[Collected data]
━━━━
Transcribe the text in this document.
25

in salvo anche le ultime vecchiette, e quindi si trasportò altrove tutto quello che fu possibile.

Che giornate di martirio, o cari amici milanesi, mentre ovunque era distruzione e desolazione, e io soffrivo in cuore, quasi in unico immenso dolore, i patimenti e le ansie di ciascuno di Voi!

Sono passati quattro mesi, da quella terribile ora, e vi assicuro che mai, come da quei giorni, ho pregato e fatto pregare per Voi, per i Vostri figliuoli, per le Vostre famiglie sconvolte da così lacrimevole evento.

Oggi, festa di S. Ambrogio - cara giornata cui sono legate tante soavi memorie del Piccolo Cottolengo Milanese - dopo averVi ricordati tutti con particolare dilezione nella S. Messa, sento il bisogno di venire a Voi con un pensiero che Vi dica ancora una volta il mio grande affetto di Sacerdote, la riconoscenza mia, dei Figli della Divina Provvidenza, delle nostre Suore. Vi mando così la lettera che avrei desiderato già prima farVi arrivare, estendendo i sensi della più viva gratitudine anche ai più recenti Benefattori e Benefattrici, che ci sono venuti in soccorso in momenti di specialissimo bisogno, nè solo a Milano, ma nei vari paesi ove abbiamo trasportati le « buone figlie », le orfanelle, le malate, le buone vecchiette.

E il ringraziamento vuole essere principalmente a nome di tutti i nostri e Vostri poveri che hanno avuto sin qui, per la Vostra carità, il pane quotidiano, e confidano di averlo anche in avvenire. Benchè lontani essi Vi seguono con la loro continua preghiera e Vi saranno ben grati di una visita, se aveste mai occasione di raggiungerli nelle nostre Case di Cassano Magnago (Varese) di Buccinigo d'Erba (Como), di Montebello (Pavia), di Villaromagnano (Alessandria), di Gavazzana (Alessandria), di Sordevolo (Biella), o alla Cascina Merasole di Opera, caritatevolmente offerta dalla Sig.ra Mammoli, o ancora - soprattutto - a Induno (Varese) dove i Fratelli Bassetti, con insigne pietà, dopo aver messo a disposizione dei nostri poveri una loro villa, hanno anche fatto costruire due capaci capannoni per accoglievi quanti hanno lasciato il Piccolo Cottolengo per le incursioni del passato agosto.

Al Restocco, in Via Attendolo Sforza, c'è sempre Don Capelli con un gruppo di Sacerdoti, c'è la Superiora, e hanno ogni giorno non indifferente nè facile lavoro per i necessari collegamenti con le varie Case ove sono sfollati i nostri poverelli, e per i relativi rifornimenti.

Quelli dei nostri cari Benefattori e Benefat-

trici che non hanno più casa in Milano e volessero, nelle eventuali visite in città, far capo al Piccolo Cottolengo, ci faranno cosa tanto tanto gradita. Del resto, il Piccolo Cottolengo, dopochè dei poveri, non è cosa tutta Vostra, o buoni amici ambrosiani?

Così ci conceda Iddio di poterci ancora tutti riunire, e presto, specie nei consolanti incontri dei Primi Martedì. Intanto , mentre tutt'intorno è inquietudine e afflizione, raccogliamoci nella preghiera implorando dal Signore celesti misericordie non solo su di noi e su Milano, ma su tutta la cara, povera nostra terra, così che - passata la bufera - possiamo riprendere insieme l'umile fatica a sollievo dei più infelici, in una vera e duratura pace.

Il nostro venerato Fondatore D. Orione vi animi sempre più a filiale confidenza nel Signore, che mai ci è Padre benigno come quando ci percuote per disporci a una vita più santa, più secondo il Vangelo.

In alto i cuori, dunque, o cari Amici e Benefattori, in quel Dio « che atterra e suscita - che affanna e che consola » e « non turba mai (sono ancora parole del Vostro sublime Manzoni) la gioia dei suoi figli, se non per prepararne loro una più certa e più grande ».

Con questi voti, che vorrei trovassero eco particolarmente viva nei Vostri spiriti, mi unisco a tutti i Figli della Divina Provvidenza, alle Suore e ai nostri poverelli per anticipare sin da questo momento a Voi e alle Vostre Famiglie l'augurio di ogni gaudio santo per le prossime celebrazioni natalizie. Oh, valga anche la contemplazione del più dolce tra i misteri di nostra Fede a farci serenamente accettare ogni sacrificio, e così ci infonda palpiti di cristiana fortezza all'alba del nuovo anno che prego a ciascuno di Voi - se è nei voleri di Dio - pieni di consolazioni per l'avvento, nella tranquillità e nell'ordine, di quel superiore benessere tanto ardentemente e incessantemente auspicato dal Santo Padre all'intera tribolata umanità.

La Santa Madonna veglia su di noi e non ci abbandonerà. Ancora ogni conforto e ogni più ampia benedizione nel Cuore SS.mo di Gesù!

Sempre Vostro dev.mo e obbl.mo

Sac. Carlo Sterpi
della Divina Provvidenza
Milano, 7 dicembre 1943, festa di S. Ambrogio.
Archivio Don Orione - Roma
━━━━
## Work instructions
Repeat the entries shown above, every one, word for word.

## Expected output
Transcribe the text in this document.
25

in salvo anche le ultime vecchiette, e quindi si trasportò altrove tutto quello che fu possibile.

Che giornate di martirio, o cari amici milanesi, mentre ovunque era distruzione e desolazione, e io soffrivo in cuore, quasi in unico immenso dolore, i patimenti e le ansie di ciascuno di Voi!

Sono passati quattro mesi, da quella terribile ora, e vi assicuro che mai, come da quei giorni, ho pregato e fatto pregare per Voi, per i Vostri figliuoli, per le Vostre famiglie sconvolte da così lacrimevole evento.

Oggi, festa di S. Ambrogio - cara giornata cui sono legate tante soavi memorie del Piccolo Cottolengo Milanese - dopo averVi ricordati tutti con particolare dilezione nella S. Messa, sento il bisogno di venire a Voi con un pensiero che Vi dica ancora una volta il mio grande affetto di Sacerdote, la riconoscenza mia, dei Figli della Divina Provvidenza, delle nostre Suore. Vi mando così la lettera che avrei desiderato già prima farVi arrivare, estendendo i sensi della più viva gratitudine anche ai più recenti Benefattori e Benefattrici, che ci sono venuti in soccorso in momenti di specialissimo bisogno, nè solo a Milano, ma nei vari paesi ove abbiamo trasportati le « buone figlie », le orfanelle, le malate, le buone vecchiette.

E il ringraziamento vuole essere principalmente a nome di tutti i nostri e Vostri poveri che hanno avuto sin qui, per la Vostra carità, il pane quotidiano, e confidano di averlo anche in avvenire. Benchè lontani essi Vi seguono con la loro continua preghiera e Vi saranno ben grati di una visita, se aveste mai occasione di raggiungerli nelle nostre Case di Cassano Magnago (Varese) di Buccinigo d'Erba (Como), di Montebello (Pavia), di Villaromagnano (Alessandria), di Gavazzana (Alessandria), di Sordevolo (Biella), o alla Cascina Merasole di Opera, caritatevolmente offerta dalla Sig.ra Mammoli, o ancora - soprattutto - a Induno (Varese) dove i Fratelli Bassetti, con insigne pietà, dopo aver messo a disposizione dei nostri poveri una loro villa, hanno anche fatto costruire due capaci capannoni per accoglievi quanti hanno lasciato il Piccolo Cottolengo per le incursioni del passato agosto.

Al Restocco, in Via Attendolo Sforza, c'è sempre Don Capelli con un gruppo di Sacerdoti, c'è la Superiora, e hanno ogni giorno non indifferente nè facile lavoro per i necessari collegamenti con le varie Case ove sono sfollati i nostri poverelli, e per i relativi rifornimenti.

Quelli dei nostri cari Benefattori e Benefat-

trici che non hanno più casa in Milano e volessero, nelle eventuali visite in città, far capo al Piccolo Cottolengo, ci faranno cosa tanto tanto gradita. Del resto, il Piccolo Cottolengo, dopochè dei poveri, non è cosa tutta Vostra, o buoni amici ambrosiani?

Così ci conceda Iddio di poterci ancora tutti riunire, e presto, specie nei consolanti incontri dei Primi Martedì. Intanto , mentre tutt'intorno è inquietudine e afflizione, raccogliamoci nella preghiera implorando dal Signore celesti misericordie non solo su di noi e su Milano, ma su tutta la cara, povera nostra terra, così che - passata la bufera - possiamo riprendere insieme l'umile fatica a sollievo dei più infelici, in una vera e duratura pace.

Il nostro venerato Fondatore D. Orione vi animi sempre più a filiale confidenza nel Signore, che mai ci è Padre benigno come quando ci percuote per disporci a una vita più santa, più secondo il Vangelo.

In alto i cuori, dunque, o cari Amici e Benefattori, in quel Dio « che atterra e suscita - che affanna e che consola » e « non turba mai (sono ancora parole del Vostro sublime Manzoni) la gioia dei suoi figli, se non per prepararne loro una più certa e più grande ».

Con questi voti, che vorrei trovassero eco particolarmente viva nei Vostri spiriti, mi unisco a tutti i Figli della Divina Provvidenza, alle Suore e ai nostri poverelli per anticipare sin da questo momento a Voi e alle Vostre Famiglie l'augurio di ogni gaudio santo per le prossime celebrazioni natalizie. Oh, valga anche la contemplazione del più dolce tra i misteri di nostra Fede a farci serenamente accettare ogni sacrificio, e così ci infonda palpiti di cristiana fortezza all'alba del nuovo anno che prego a ciascuno di Voi - se è nei voleri di Dio - pieni di consolazioni per l'avvento, nella tranquillità e nell'ordine, di quel superiore benessere tanto ardentemente e incessantemente auspicato dal Santo Padre all'intera tribolata umanità.

La Santa Madonna veglia su di noi e non ci abbandonerà. Ancora ogni conforto e ogni più ampia benedizione nel Cuore SS.mo di Gesù!

Sempre Vostro dev.mo e obbl.mo

Sac. Carlo Sterpi
della Divina Provvidenza
Milano, 7 dicembre 1943, festa di S. Ambrogio.
Archivio Don Orione - Roma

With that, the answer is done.